◆ **WRITTEN TASK**:
Find every line in the records below that holds the word "история" and copy it.

(begin)

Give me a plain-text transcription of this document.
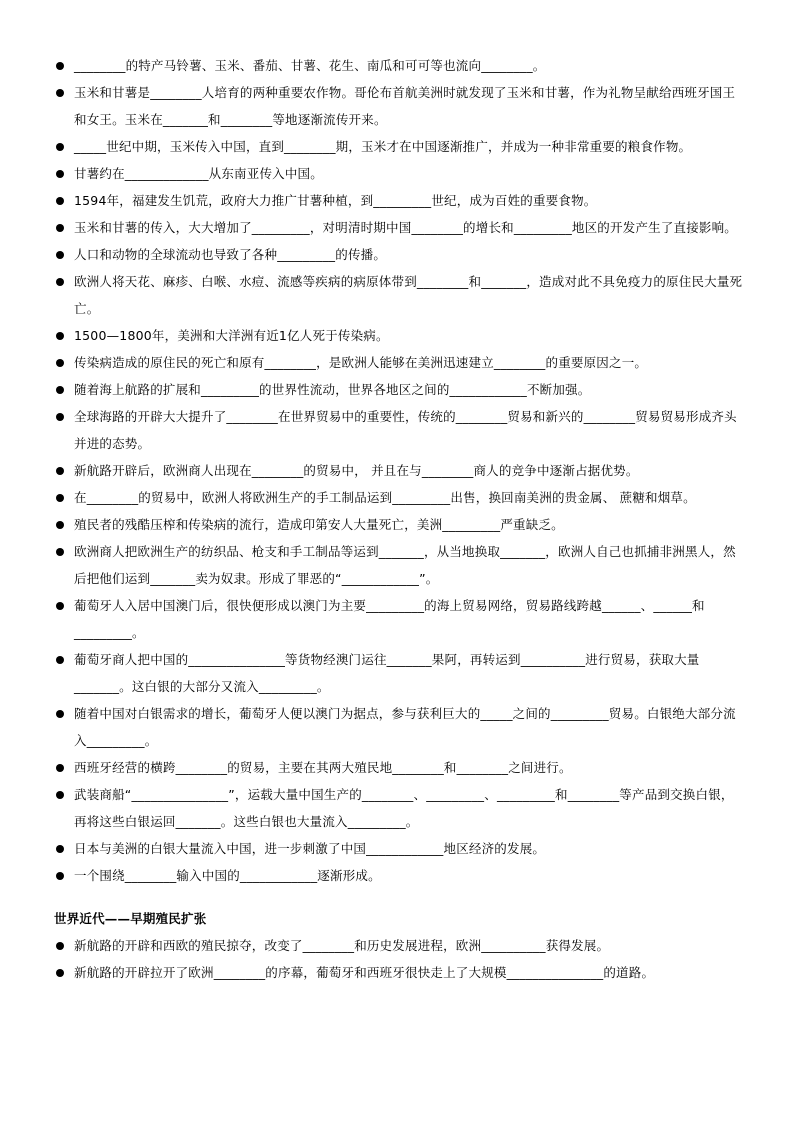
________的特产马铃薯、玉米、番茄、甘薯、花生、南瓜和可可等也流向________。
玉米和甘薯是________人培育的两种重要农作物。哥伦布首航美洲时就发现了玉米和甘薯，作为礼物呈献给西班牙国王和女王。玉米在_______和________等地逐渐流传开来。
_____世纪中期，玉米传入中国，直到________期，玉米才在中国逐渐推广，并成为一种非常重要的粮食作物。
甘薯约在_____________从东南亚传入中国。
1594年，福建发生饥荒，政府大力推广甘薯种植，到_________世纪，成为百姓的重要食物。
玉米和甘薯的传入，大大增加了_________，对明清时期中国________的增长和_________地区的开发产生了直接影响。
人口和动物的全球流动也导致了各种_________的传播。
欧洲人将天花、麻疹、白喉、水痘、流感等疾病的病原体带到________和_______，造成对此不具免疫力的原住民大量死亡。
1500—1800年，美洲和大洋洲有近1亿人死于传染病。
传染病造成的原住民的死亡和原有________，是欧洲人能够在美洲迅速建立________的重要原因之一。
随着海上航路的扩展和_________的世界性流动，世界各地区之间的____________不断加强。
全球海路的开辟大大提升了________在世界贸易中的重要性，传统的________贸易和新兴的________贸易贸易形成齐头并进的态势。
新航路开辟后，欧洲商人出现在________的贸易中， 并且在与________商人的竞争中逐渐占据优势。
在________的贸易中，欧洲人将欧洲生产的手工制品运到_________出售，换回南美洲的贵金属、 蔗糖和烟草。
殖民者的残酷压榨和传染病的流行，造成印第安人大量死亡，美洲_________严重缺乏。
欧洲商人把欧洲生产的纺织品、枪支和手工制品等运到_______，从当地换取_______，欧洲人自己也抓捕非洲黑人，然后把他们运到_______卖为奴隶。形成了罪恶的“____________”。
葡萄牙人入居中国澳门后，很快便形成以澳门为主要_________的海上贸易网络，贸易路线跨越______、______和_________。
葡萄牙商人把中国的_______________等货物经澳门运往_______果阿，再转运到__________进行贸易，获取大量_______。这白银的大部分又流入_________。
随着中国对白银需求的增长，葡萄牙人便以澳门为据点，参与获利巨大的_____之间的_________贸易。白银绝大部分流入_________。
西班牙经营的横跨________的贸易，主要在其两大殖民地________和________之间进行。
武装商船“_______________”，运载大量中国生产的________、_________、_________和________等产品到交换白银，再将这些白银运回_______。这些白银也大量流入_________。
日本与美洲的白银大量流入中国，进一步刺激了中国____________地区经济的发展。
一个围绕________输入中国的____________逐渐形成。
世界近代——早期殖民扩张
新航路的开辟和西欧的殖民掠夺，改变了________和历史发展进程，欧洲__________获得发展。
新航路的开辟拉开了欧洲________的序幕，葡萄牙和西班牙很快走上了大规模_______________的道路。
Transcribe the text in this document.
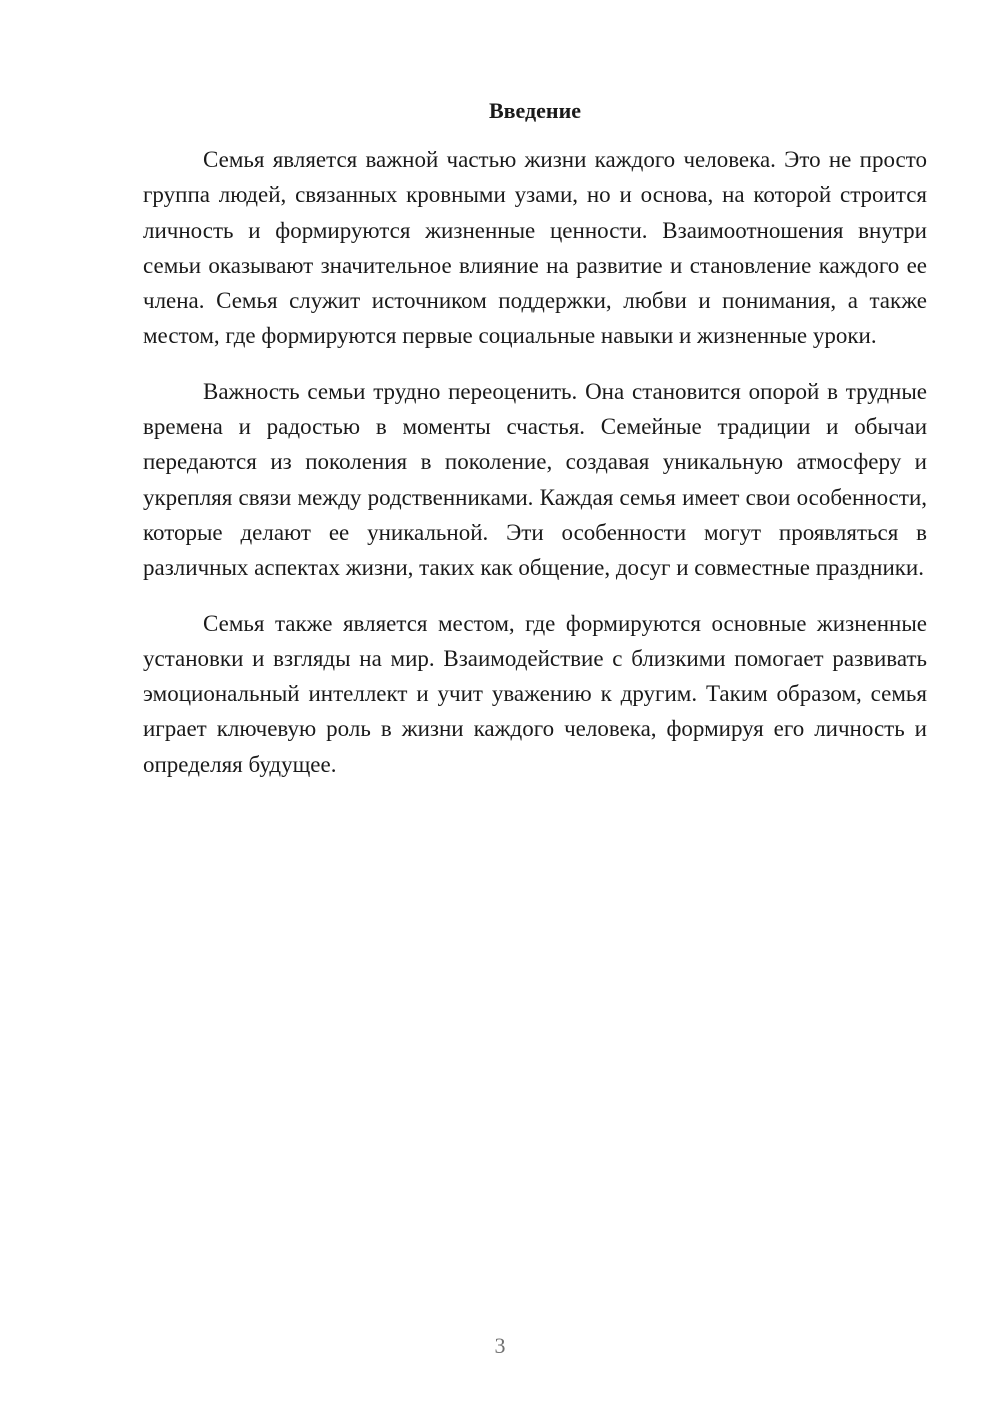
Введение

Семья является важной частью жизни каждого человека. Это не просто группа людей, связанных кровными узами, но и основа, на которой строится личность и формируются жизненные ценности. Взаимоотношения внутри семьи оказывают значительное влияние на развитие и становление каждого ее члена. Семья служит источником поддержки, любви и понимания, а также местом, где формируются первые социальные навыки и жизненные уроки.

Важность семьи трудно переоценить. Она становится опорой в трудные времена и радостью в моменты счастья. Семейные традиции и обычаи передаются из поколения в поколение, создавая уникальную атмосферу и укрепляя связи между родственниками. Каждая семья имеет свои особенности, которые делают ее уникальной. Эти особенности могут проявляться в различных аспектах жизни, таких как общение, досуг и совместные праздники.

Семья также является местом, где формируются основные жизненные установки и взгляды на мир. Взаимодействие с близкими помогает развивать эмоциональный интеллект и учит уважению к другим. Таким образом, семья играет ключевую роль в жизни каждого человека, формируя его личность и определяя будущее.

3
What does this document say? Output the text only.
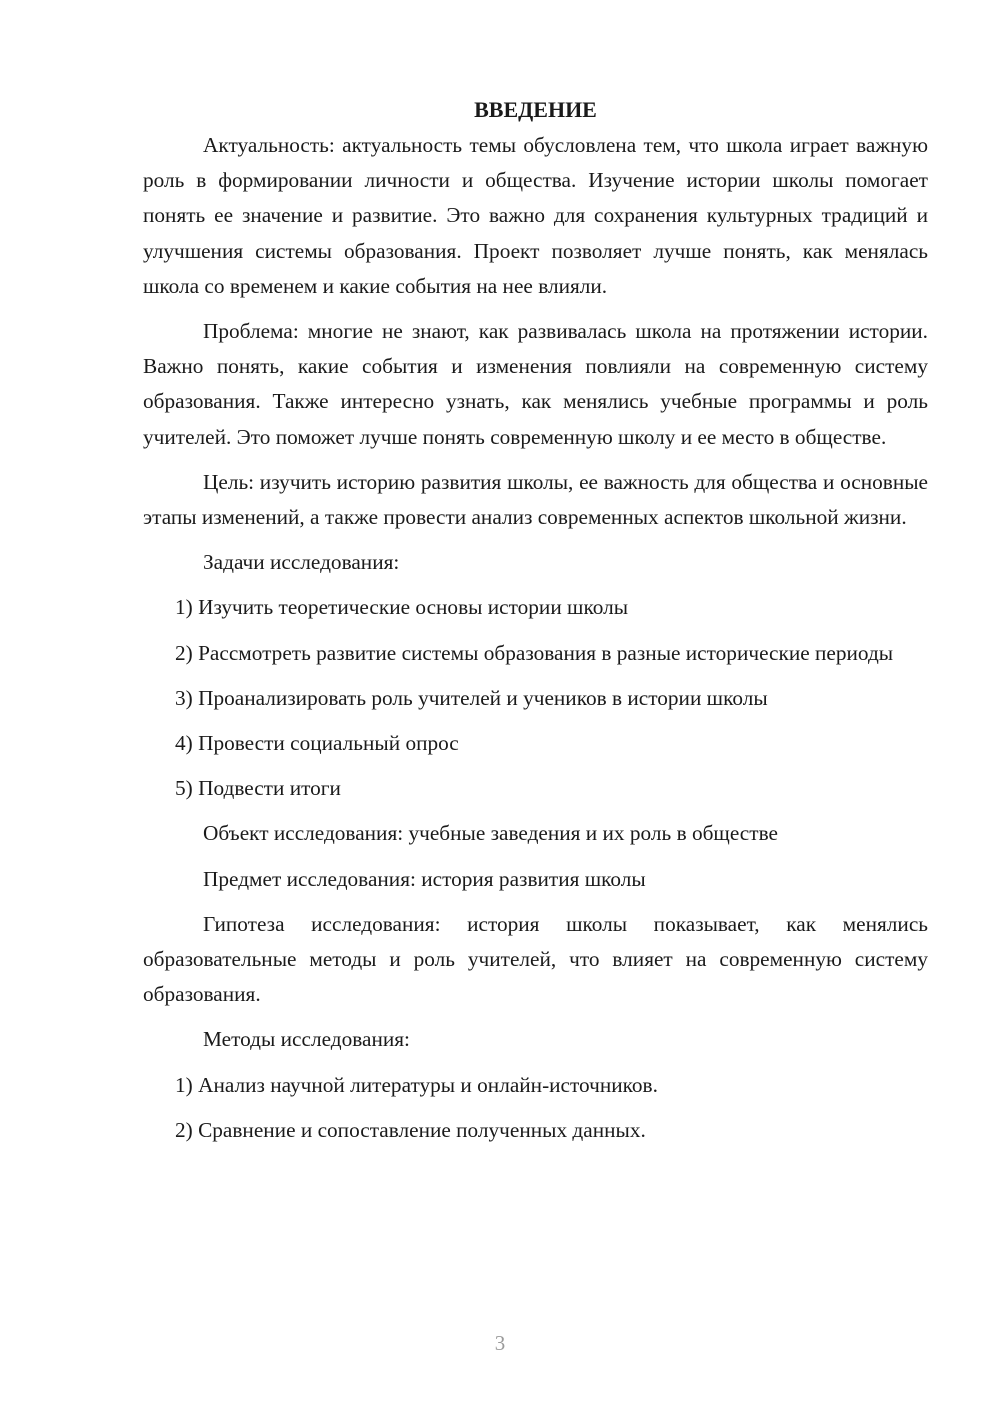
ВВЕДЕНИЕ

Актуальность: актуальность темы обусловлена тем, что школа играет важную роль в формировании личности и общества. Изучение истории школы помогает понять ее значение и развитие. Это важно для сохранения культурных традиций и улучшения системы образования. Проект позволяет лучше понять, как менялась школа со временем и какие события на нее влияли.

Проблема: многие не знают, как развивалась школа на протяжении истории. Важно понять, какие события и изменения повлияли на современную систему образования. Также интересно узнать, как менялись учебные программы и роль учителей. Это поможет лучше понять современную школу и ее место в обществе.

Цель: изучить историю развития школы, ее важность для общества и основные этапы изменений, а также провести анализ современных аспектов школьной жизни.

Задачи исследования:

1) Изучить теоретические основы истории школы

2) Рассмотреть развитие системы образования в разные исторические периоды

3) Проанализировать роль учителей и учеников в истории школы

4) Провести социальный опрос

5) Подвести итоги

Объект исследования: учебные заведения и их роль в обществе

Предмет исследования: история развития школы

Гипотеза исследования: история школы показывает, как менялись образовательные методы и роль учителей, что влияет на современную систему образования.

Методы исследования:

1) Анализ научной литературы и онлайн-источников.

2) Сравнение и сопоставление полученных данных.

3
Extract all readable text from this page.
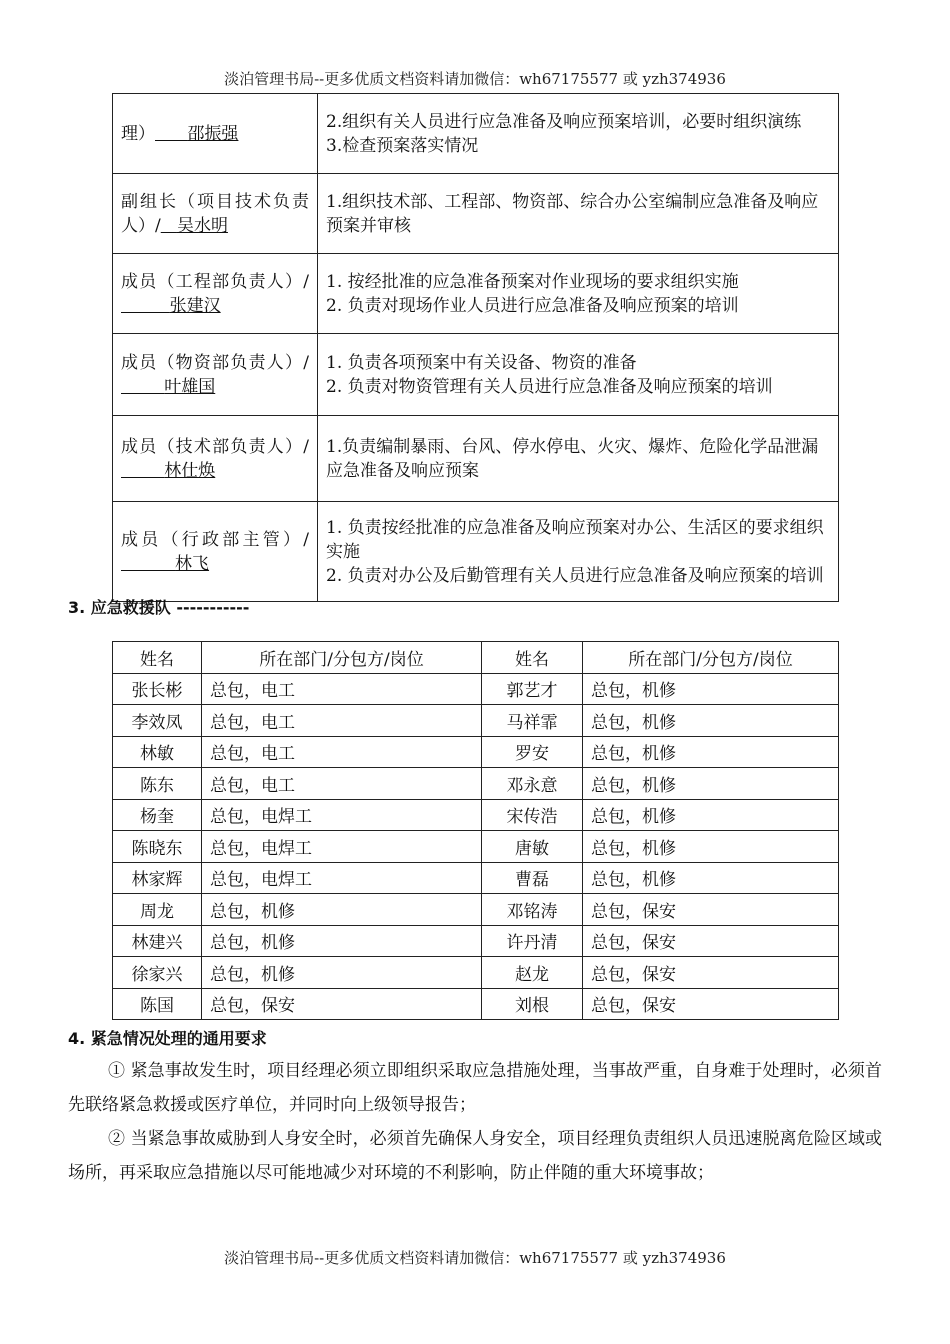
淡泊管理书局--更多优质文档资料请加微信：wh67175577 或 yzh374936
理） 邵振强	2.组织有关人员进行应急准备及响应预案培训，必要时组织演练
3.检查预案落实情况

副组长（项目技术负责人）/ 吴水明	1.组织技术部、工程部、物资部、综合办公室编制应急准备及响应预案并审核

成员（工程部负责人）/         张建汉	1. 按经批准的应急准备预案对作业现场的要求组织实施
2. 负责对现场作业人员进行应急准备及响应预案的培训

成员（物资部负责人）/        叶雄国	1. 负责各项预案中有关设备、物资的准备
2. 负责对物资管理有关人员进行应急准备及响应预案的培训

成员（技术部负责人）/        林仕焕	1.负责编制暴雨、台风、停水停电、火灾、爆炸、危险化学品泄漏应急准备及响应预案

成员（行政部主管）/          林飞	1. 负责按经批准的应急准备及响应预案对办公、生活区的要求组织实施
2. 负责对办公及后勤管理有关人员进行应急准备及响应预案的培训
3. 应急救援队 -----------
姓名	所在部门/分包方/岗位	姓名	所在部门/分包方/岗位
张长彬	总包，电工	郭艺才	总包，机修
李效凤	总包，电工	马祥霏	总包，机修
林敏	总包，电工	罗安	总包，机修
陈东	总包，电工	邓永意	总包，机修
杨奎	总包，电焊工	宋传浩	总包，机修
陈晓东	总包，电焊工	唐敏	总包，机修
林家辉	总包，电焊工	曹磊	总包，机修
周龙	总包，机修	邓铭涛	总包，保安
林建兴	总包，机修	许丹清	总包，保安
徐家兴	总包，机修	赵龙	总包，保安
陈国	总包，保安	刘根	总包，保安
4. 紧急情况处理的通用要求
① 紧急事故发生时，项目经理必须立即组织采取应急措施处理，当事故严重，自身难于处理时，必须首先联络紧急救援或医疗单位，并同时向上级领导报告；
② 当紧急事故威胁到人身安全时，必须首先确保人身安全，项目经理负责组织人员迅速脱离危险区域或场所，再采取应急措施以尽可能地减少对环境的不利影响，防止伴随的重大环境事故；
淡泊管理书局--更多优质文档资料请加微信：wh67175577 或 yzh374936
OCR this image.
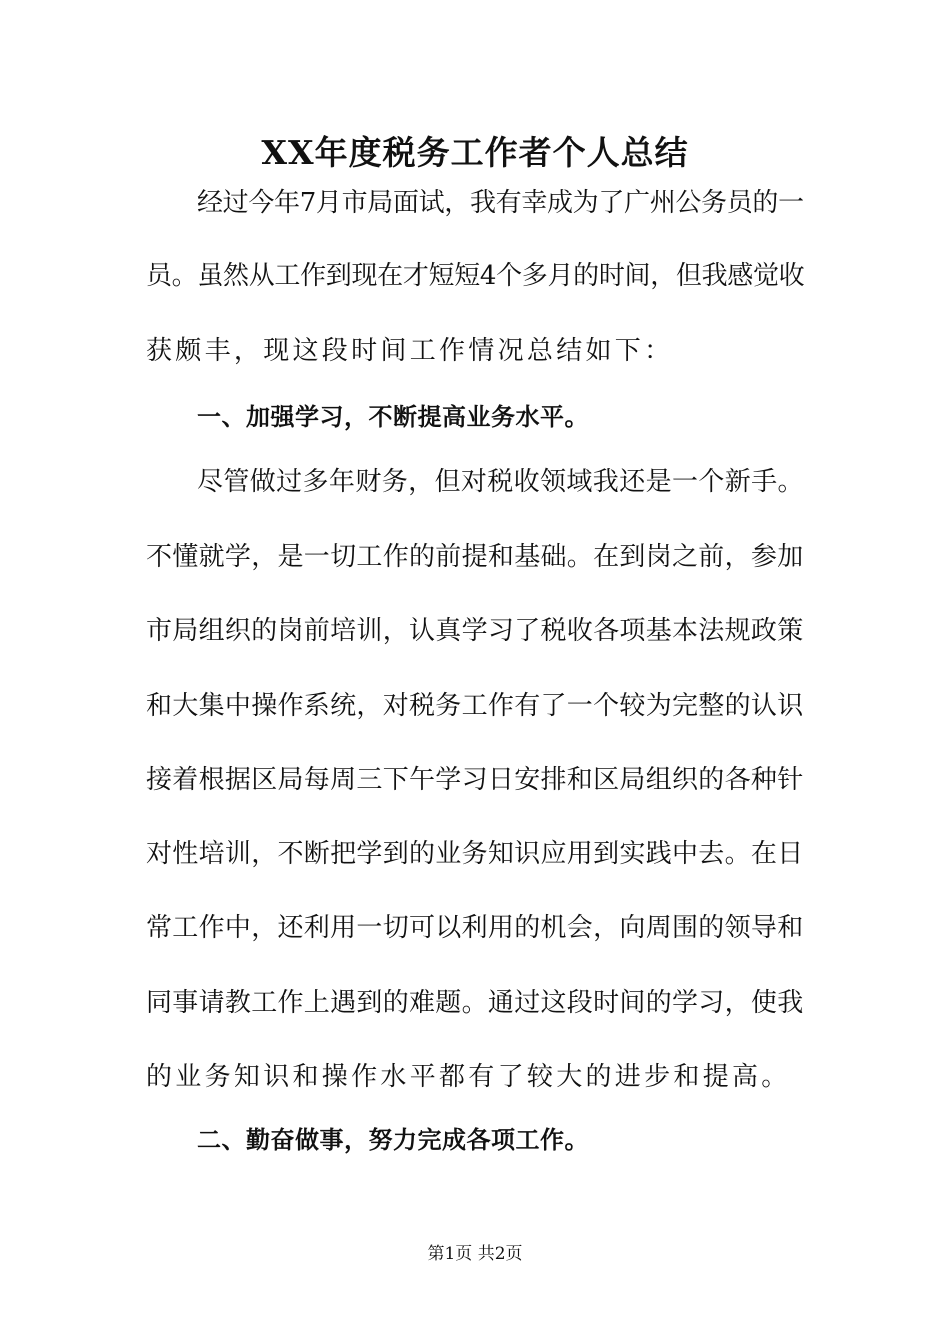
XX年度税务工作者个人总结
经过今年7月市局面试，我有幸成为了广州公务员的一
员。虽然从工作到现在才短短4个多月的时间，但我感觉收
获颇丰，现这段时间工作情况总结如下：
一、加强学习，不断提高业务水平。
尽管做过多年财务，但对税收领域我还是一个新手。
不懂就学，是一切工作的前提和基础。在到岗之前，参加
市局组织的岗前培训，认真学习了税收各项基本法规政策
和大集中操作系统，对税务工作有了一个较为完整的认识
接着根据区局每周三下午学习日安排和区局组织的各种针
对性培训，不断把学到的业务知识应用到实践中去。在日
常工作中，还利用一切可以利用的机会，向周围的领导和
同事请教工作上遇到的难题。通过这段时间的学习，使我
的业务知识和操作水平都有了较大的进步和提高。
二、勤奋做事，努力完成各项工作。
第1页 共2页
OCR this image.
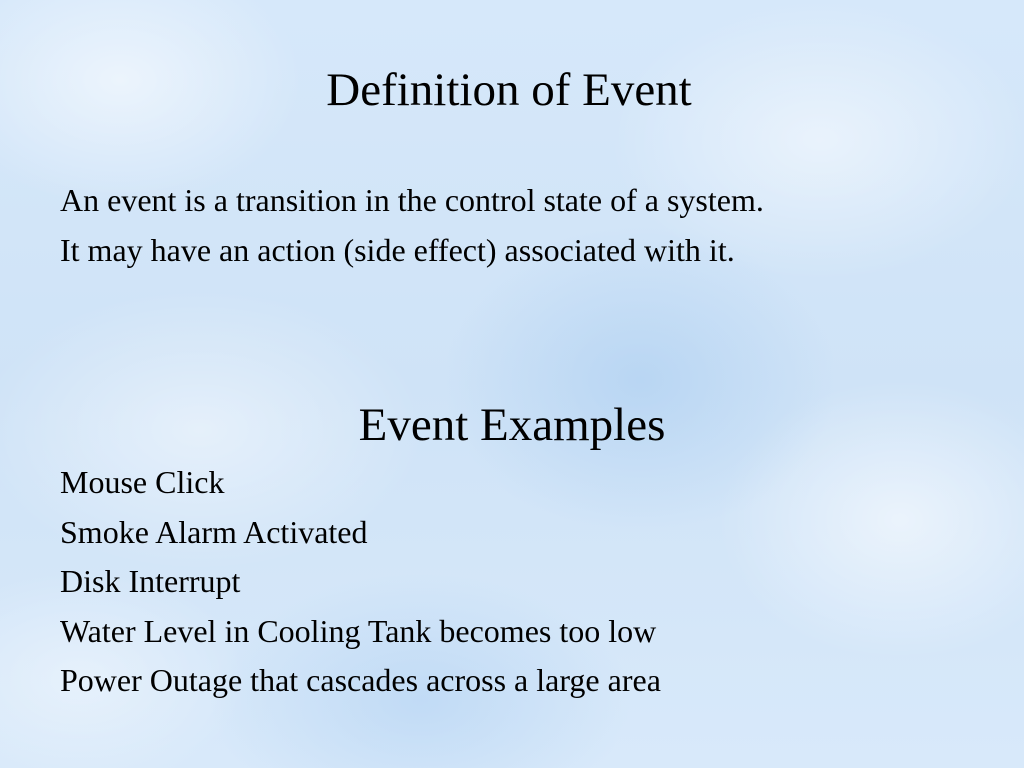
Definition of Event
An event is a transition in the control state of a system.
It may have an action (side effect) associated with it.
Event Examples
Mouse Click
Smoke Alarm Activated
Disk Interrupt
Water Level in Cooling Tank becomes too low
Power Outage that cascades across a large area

(end)

◆ **EXPECTED ANSWER**:
Предмет исследования: история развития школы
Гипотеза исследования: история школы показывает, как менялись образовательные методы и роль учителей, что влияет на современную систему образования.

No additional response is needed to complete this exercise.